_Stored data_
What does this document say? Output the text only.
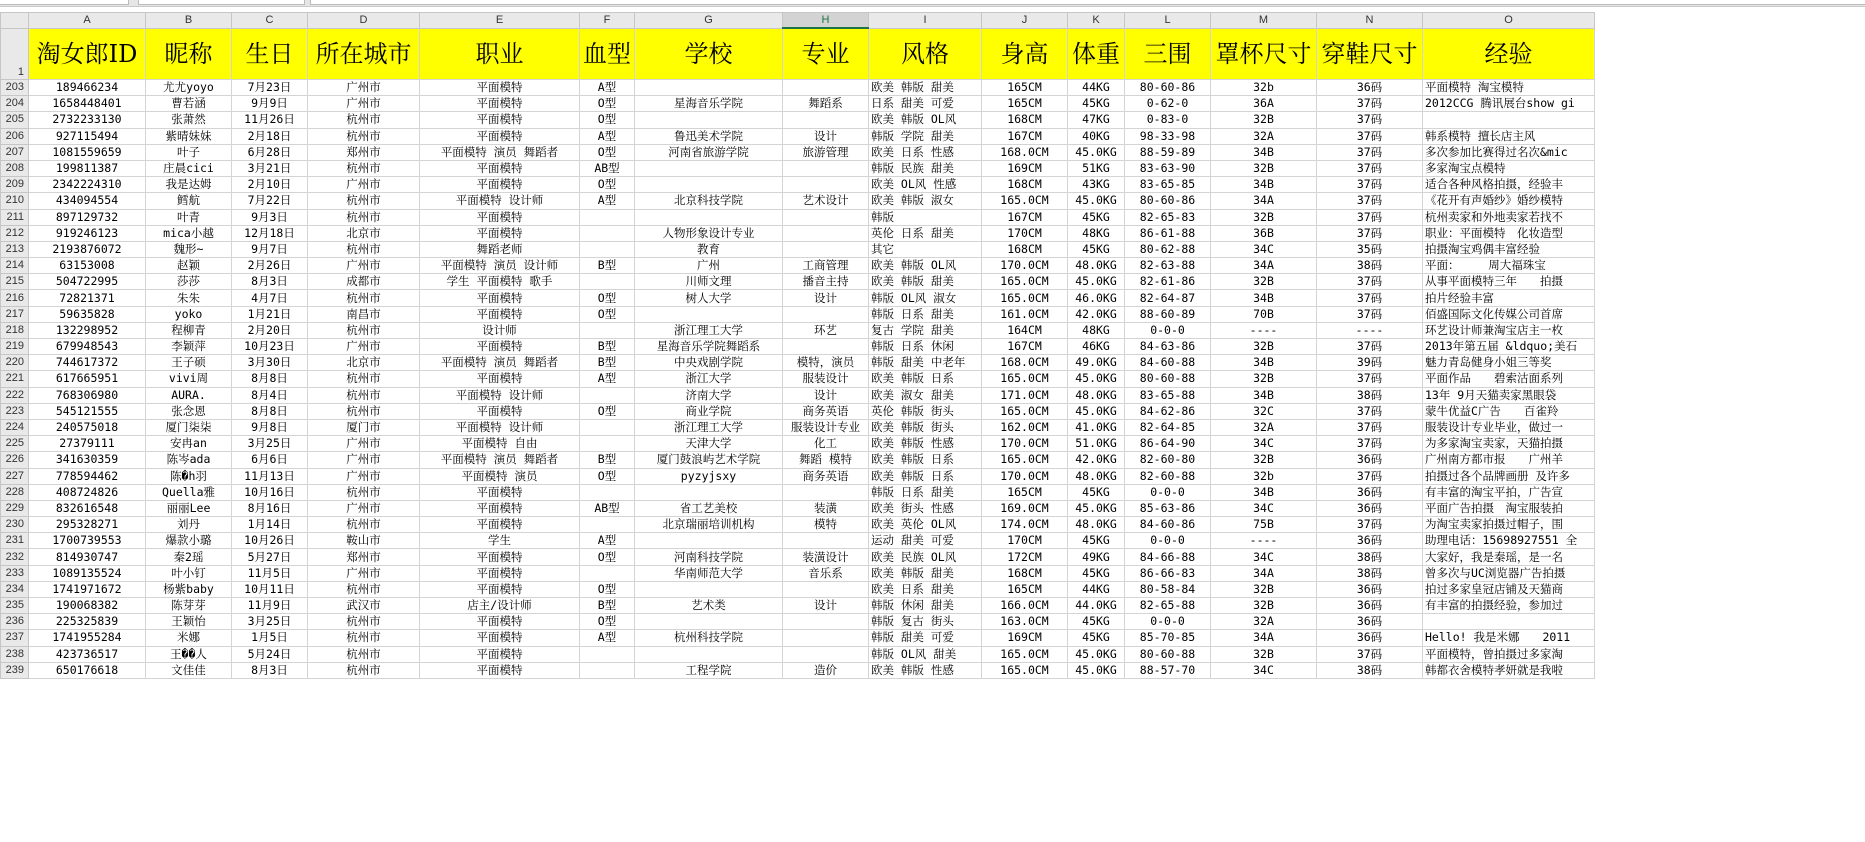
	A	B	C	D	E	F	G	H	I	J	K	L	M	N	O
1	淘女郎ID	昵称	生日	所在城市	职业	血型	学校	专业	风格	身高	体重	三围	罩杯尺寸	穿鞋尺寸	经验
203	189466234	尤尤yoyo	7月23日	广州市	平面模特	A型			欧美 韩版 甜美	165CM	44KG	80-60-86	32b	36码	平面模特 淘宝模特
204	1658448401	曹若涵	9月9日	广州市	平面模特	O型	星海音乐学院	舞蹈系	日系 甜美 可爱	165CM	45KG	0-62-0	36A	37码	2012CCG 腾讯展台show gi
205	2732233130	张萧然	11月26日	杭州市	平面模特	O型			欧美 韩版 OL风	168CM	47KG	0-83-0	32B	37码	
206	927115494	紫晴妹妹	2月18日	杭州市	平面模特	A型	鲁迅美术学院	设计	韩版 学院 甜美	167CM	40KG	98-33-98	32A	37码	韩系模特 擅长店主风
207	1081559659	叶子	6月28日	郑州市	平面模特 演员 舞蹈者	O型	河南省旅游学院	旅游管理	欧美 日系 性感	168.0CM	45.0KG	88-59-89	34B	37码	多次参加比赛得过名次&mic
208	199811387	庄晨cici	3月21日	杭州市	平面模特	AB型			韩版 民族 甜美	169CM	51KG	83-63-90	32B	37码	多家淘宝点模特
209	2342224310	我是达姆	2月10日	广州市	平面模特	O型			欧美 OL风 性感	168CM	43KG	83-65-85	34B	37码	适合各种风格拍摄，经验丰
210	434094554	鳕航	7月22日	杭州市	平面模特 设计师	A型	北京科技学院	艺术设计	欧美 韩版 淑女	165.0CM	45.0KG	80-60-86	34A	37码	《花开有声婚纱》婚纱模特
211	897129732	叶青	9月3日	杭州市	平面模特				韩版	167CM	45KG	82-65-83	32B	37码	杭州卖家和外地卖家若找不
212	919246123	mica小越	12月18日	北京市	平面模特		人物形象设计专业		英伦 日系 甜美	170CM	48KG	86-61-88	36B	37码	职业：平面模特　化妆造型
213	2193876072	魏形~	9月7日	杭州市	舞蹈老师		教育		其它	168CM	45KG	80-62-88	34C	35码	拍摄淘宝鸡偶丰富经验
214	63153008	赵颖	2月26日	广州市	平面模特 演员 设计师	B型	广州	工商管理	欧美 韩版 OL风	170.0CM	48.0KG	82-63-88	34A	38码	平面：　　　周大福珠宝
215	504722995	莎莎	8月3日	成都市	学生 平面模特 歌手		川师文理	播音主持	欧美 韩版 甜美	165.0CM	45.0KG	82-61-86	32B	37码	从事平面模特三年　　拍摄
216	72821371	朱朱	4月7日	杭州市	平面模特	O型	树人大学	设计	韩版 OL风 淑女	165.0CM	46.0KG	82-64-87	34B	37码	拍片经验丰富
217	59635828	yoko	1月21日	南昌市	平面模特	O型			韩版 日系 甜美	161.0CM	42.0KG	88-60-89	70B	37码	佰盛国际文化传媒公司首席
218	132298952	程柳青	2月20日	杭州市	设计师		浙江理工大学	环艺	复古 学院 甜美	164CM	48KG	0-0-0	----	----	环艺设计师兼淘宝店主一枚
219	679948543	李颖萍	10月23日	广州市	平面模特	B型	星海音乐学院舞蹈系		韩版 日系 休闲	167CM	46KG	84-63-86	32B	37码	2013年第五届 &ldquo;美石
220	744617372	王子硕	3月30日	北京市	平面模特 演员 舞蹈者	B型	中央戏剧学院	模特，演员	韩版 甜美 中老年	168.0CM	49.0KG	84-60-88	34B	39码	魅力青岛健身小姐三等奖
221	617665951	vivi周	8月8日	杭州市	平面模特	A型	浙江大学	服装设计	欧美 韩版 日系	165.0CM	45.0KG	80-60-88	32B	37码	平面作品　　碧索沽面系列
222	768306980	AURA.	8月4日	杭州市	平面模特 设计师		济南大学	设计	欧美 淑女 甜美	171.0CM	48.0KG	83-65-88	34B	38码	13年 9月天猫卖家黑眼袋
223	545121555	张念恩	8月8日	杭州市	平面模特	O型	商业学院	商务英语	英伦 韩版 街头	165.0CM	45.0KG	84-62-86	32C	37码	蒙牛优益C广告　　百雀羚
224	240575018	厦门柒柒	9月8日	厦门市	平面模特 设计师		浙江理工大学	服装设计专业	欧美 韩版 街头	162.0CM	41.0KG	82-64-85	32A	37码	服装设计专业毕业，做过一
225	27379111	安冉an	3月25日	广州市	平面模特 自由		天津大学	化工	欧美 韩版 性感	170.0CM	51.0KG	86-64-90	34C	37码	为多家淘宝卖家，天猫拍摄
226	341630359	陈岑ada	6月6日	广州市	平面模特 演员 舞蹈者	B型	厦门鼓浪屿艺术学院	舞蹈 模特	欧美 韩版 日系	165.0CM	42.0KG	82-60-80	32B	36码	广州南方都市报　　广州羊
227	778594462	陈�h羽	11月13日	广州市	平面模特 演员	O型	pyzyjsxy	商务英语	欧美 韩版 日系	170.0CM	48.0KG	82-60-88	32b	37码	拍摄过各个品牌画册 及许多
228	408724826	Quella雅	10月16日	杭州市	平面模特				韩版 日系 甜美	165CM	45KG	0-0-0	34B	36码	有丰富的淘宝平拍，广告宣
229	832616548	丽丽Lee	8月16日	广州市	平面模特	AB型	省工艺美校	装潢	欧美 街头 性感	169.0CM	45.0KG	85-63-86	34C	36码	平面广告拍摄　淘宝服装拍
230	295328271	刘丹	1月14日	杭州市	平面模特		北京瑞丽培训机构	模特	欧美 英伦 OL风	174.0CM	48.0KG	84-60-86	75B	37码	为淘宝卖家拍摄过帽子，围
231	1700739553	爆款小璐	10月26日	鞍山市	学生	A型			运动 甜美 可爱	170CM	45KG	0-0-0	----	36码	助理电话：15698927551 全
232	814930747	秦2瑶	5月27日	郑州市	平面模特	O型	河南科技学院	装潢设计	欧美 民族 OL风	172CM	49KG	84-66-88	34C	38码	大家好，我是秦瑶，是一名
233	1089135524	叶小钉	11月5日	广州市	平面模特		华南师范大学	音乐系	欧美 韩版 甜美	168CM	45KG	86-66-83	34A	38码	曾多次与UC浏览器广告拍摄
234	1741971672	杨紫baby	10月11日	杭州市	平面模特	O型			欧美 日系 甜美	165CM	44KG	80-58-84	32B	36码	拍过多家皇冠店铺及天猫商
235	190068382	陈芽芽	11月9日	武汉市	店主/设计师	B型	艺术类	设计	韩版 休闲 甜美	166.0CM	44.0KG	82-65-88	32B	36码	有丰富的拍摄经验，参加过
236	225325839	王颖怡	3月25日	杭州市	平面模特	O型			韩版 复古 街头	163.0CM	45KG	0-0-0	32A	36码	
237	1741955284	米娜	1月5日	杭州市	平面模特	A型	杭州科技学院		韩版 甜美 可爱	169CM	45KG	85-70-85	34A	36码	Hello! 我是米娜　　2011
238	423736517	王��人	5月24日	杭州市	平面模特				韩版 OL风 甜美	165.0CM	45.0KG	80-60-88	32B	37码	平面模特，曾拍摄过多家淘
239	650176618	文佳佳	8月3日	杭州市	平面模特		工程学院	造价	欧美 韩版 性感	165.0CM	45.0KG	88-57-70	34C	38码	韩都衣舍模特孝妍就是我啦
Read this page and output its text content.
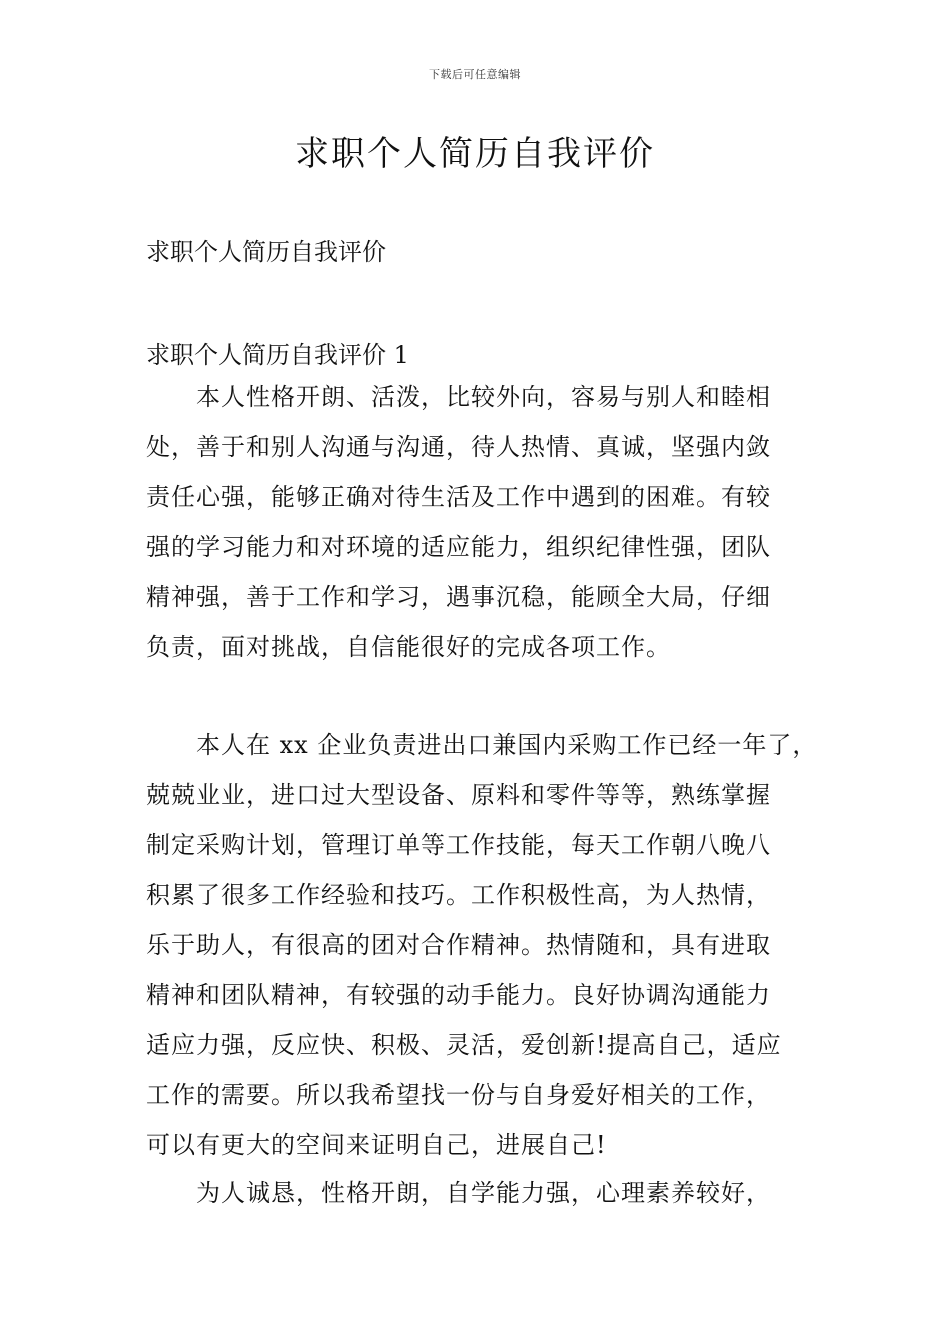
下载后可任意编辑
求职个人简历自我评价

求职个人简历自我评价

求职个人简历自我评价 1

本人性格开朗、活泼，比较外向，容易与别人和睦相
处，善于和别人沟通与沟通，待人热情、真诚，坚强内敛
责任心强，能够正确对待生活及工作中遇到的困难。有较
强的学习能力和对环境的适应能力，组织纪律性强，团队
精神强，善于工作和学习，遇事沉稳，能顾全大局，仔细
负责，面对挑战，自信能很好的完成各项工作。
本人在 xx 企业负责进出口兼国内采购工作已经一年了，
兢兢业业，进口过大型设备、原料和零件等等，熟练掌握
制定采购计划，管理订单等工作技能，每天工作朝八晚八
积累了很多工作经验和技巧。工作积极性高，为人热情，
乐于助人，有很高的团对合作精神。热情随和，具有进取
精神和团队精神，有较强的动手能力。良好协调沟通能力
适应力强，反应快、积极、灵活，爱创新!提高自己，适应
工作的需要。所以我希望找一份与自身爱好相关的工作，
可以有更大的空间来证明自己，进展自己!
为人诚恳，性格开朗，自学能力强，心理素养较好，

_Request_
All lines above containing the string "商务英语" are to be collected.

_Result for this task_
223	545121555	张念恩	8月8日	杭州市	平面模特	O型	商业学院	商务英语	英伦 韩版 街头	165.0CM	45.0KG	84-62-86	32C	37码	蒙牛优益C广告　　百雀羚
227	778594462	陈�h羽	11月13日	广州市	平面模特 演员	O型	pyzyjsxy	商务英语	欧美 韩版 日系	170.0CM	48.0KG	82-60-88	32b	37码	拍摄过各个品牌画册 及许多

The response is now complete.